WORK TO BE COMPLETED: Reproduce the items below word for word, from the line with "svg-text:3 Jun 08:00: 3" up to and including the line with "svg-text:RSI(14) 45.4937: RSI(14)".
┌──
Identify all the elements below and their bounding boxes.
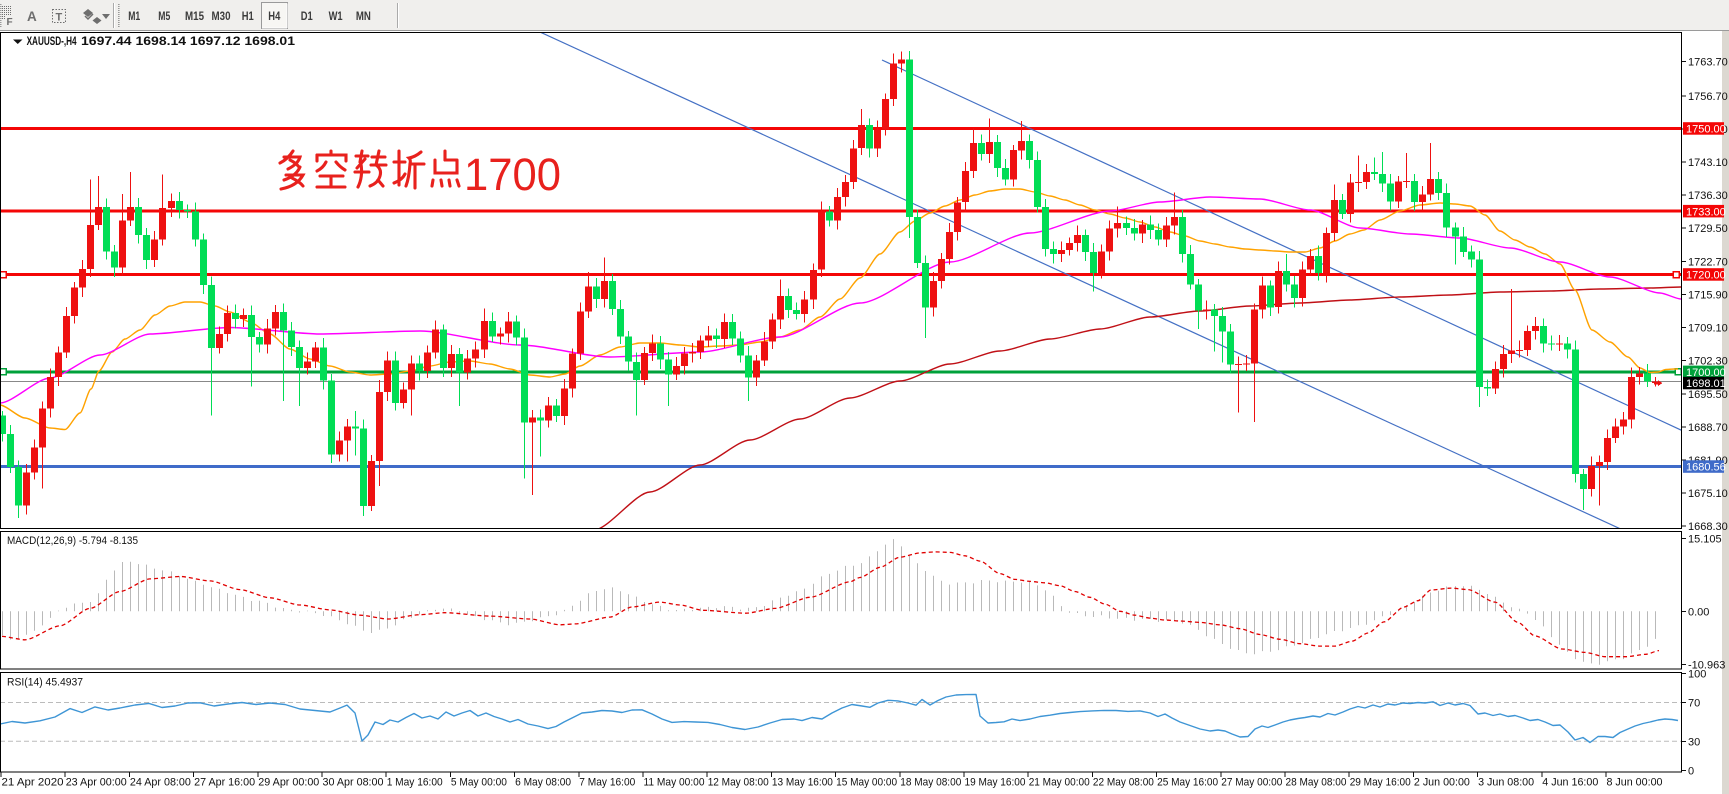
svg-text:3 Jun 08:00: 3 Jun 08:00 [1478, 777, 1534, 789]
svg-text:29 May 16:00: 29 May 16:00 [1350, 777, 1411, 789]
svg-text:1698.01: 1698.01 [1686, 378, 1726, 390]
svg-text:27 May 00:00: 27 May 00:00 [1221, 777, 1282, 789]
svg-text:100: 100 [1688, 668, 1706, 680]
svg-text:6 May 08:00: 6 May 08:00 [515, 777, 571, 789]
svg-text:12 May 08:00: 12 May 08:00 [708, 777, 769, 789]
svg-text:2 Jun 00:00: 2 Jun 00:00 [1414, 777, 1470, 789]
svg-text:RSI(14) 45.4937: RSI(14) 45.4937 [7, 677, 83, 689]
svg-text:1756.70: 1756.70 [1688, 91, 1728, 103]
svg-text:30: 30 [1688, 736, 1700, 748]
svg-text:1688.70: 1688.70 [1688, 422, 1728, 434]
svg-text:1763.70: 1763.70 [1688, 57, 1728, 69]
svg-text:H1: H1 [242, 11, 254, 23]
svg-text:21 May 00:00: 21 May 00:00 [1029, 777, 1090, 789]
svg-text:28 May 08:00: 28 May 08:00 [1286, 777, 1347, 789]
svg-text:0.00: 0.00 [1688, 606, 1709, 618]
svg-text:30 Apr 08:00: 30 Apr 08:00 [323, 777, 384, 789]
svg-text:1736.30: 1736.30 [1688, 190, 1728, 202]
svg-text:1695.50: 1695.50 [1688, 389, 1728, 401]
svg-text:M30: M30 [212, 11, 231, 23]
svg-text:4 Jun 16:00: 4 Jun 16:00 [1542, 777, 1598, 789]
svg-text:18 May 08:00: 18 May 08:00 [900, 777, 961, 789]
svg-text:0: 0 [1688, 765, 1694, 777]
svg-text:8 Jun 00:00: 8 Jun 00:00 [1607, 777, 1663, 789]
svg-text:MACD(12,26,9) -5.794 -8.135: MACD(12,26,9) -5.794 -8.135 [7, 535, 138, 547]
svg-text:1 May 16:00: 1 May 16:00 [387, 777, 443, 789]
svg-text:23 Apr 00:00: 23 Apr 00:00 [66, 777, 127, 789]
svg-text:29 Apr 00:00: 29 Apr 00:00 [258, 777, 319, 789]
svg-text:T: T [56, 12, 63, 24]
svg-text:1720.00: 1720.00 [1686, 270, 1726, 282]
svg-text:D1: D1 [301, 11, 313, 23]
svg-text:7 May 16:00: 7 May 16:00 [579, 777, 635, 789]
svg-text:M5: M5 [158, 11, 170, 23]
svg-text:A: A [27, 9, 37, 24]
svg-text:1722.70: 1722.70 [1688, 256, 1728, 268]
svg-text:1715.90: 1715.90 [1688, 289, 1728, 301]
svg-text:70: 70 [1688, 698, 1700, 710]
svg-text:F: F [7, 17, 13, 28]
svg-text:13 May 16:00: 13 May 16:00 [772, 777, 833, 789]
svg-text:1700.00: 1700.00 [1686, 367, 1726, 379]
svg-text:1680.56: 1680.56 [1686, 462, 1726, 474]
svg-text:MN: MN [356, 11, 371, 23]
svg-text:15.105: 15.105 [1688, 533, 1722, 545]
svg-text:M15: M15 [185, 11, 205, 23]
svg-text:H4: H4 [268, 11, 280, 23]
svg-text:5 May 00:00: 5 May 00:00 [451, 777, 507, 789]
svg-text:21 Apr 2020: 21 Apr 2020 [2, 777, 64, 789]
svg-text:11 May 00:00: 11 May 00:00 [644, 777, 705, 789]
svg-text:M1: M1 [128, 11, 140, 23]
svg-text:1700: 1700 [464, 149, 561, 200]
svg-text:XAUUSD-,H4: XAUUSD-,H4 [27, 36, 77, 48]
svg-text:19 May 16:00: 19 May 16:00 [965, 777, 1026, 789]
svg-text:-10.963: -10.963 [1688, 659, 1725, 671]
svg-text:15 May 00:00: 15 May 00:00 [836, 777, 897, 789]
svg-text:1668.30: 1668.30 [1688, 521, 1728, 533]
svg-text:1733.00: 1733.00 [1686, 206, 1726, 218]
svg-text:1743.10: 1743.10 [1688, 157, 1728, 169]
svg-text:22 May 08:00: 22 May 08:00 [1093, 777, 1154, 789]
svg-text:1702.30: 1702.30 [1688, 356, 1728, 368]
svg-text:27 Apr 16:00: 27 Apr 16:00 [194, 777, 255, 789]
svg-text:1675.10: 1675.10 [1688, 488, 1728, 500]
svg-text:W1: W1 [329, 11, 343, 23]
svg-text:24 Apr 08:00: 24 Apr 08:00 [130, 777, 191, 789]
svg-text:1729.50: 1729.50 [1688, 223, 1728, 235]
svg-text:1709.10: 1709.10 [1688, 323, 1728, 335]
svg-text:1697.44 1698.14 1697.12 1698.0: 1697.44 1698.14 1697.12 1698.01 [81, 36, 296, 48]
svg-text:1750.00: 1750.00 [1686, 124, 1726, 136]
svg-text:25 May 16:00: 25 May 16:00 [1157, 777, 1218, 789]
└──
SOLUTION BELOW:
svg-text:3 Jun 08:00: 3 Jun 08:00 [1478, 777, 1534, 789]
svg-text:29 May 16:00: 29 May 16:00 [1350, 777, 1411, 789]
svg-text:1698.01: 1698.01 [1686, 378, 1726, 390]
svg-text:27 May 00:00: 27 May 00:00 [1221, 777, 1282, 789]
svg-text:100: 100 [1688, 668, 1706, 680]
svg-text:6 May 08:00: 6 May 08:00 [515, 777, 571, 789]
svg-text:12 May 08:00: 12 May 08:00 [708, 777, 769, 789]
svg-text:2 Jun 00:00: 2 Jun 00:00 [1414, 777, 1470, 789]
svg-text:RSI(14) 45.4937: RSI(14) 45.4937 [7, 677, 83, 689]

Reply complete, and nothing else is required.